## EXERCISE INSTRUCTIONS
Pick out all lines with the word "nurses" from the records that follow.

## MATERIAL TO PROCESS
········

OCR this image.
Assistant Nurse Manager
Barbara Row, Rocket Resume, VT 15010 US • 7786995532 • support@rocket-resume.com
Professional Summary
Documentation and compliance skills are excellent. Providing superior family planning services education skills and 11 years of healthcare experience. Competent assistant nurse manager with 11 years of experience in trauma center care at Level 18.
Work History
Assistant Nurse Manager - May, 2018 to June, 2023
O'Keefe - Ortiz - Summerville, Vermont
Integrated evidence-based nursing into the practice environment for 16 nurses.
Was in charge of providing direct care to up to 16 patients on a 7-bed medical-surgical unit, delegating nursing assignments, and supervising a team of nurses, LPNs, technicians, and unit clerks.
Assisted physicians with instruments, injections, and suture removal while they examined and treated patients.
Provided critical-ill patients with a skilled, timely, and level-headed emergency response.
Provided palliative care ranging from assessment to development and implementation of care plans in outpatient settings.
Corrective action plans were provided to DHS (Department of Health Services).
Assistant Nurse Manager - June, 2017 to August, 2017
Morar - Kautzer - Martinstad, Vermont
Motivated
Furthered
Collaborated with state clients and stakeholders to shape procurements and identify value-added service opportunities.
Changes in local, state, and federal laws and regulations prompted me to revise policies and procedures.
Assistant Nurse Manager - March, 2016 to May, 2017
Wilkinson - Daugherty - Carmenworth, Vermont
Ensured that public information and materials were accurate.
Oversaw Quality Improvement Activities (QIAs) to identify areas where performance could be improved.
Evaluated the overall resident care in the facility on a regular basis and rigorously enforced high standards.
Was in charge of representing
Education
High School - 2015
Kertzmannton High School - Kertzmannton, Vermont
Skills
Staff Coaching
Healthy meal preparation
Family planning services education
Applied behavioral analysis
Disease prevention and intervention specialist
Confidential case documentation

········

## RESPONSE TO THE EXERCISE
Integrated evidence-based nursing into the practice environment for 16 nurses.
Was in charge of providing direct care to up to 16 patients on a 7-bed medical-surgical unit, delegating nursing assignments, and supervising a team of nurses, LPNs, technicians, and unit clerks.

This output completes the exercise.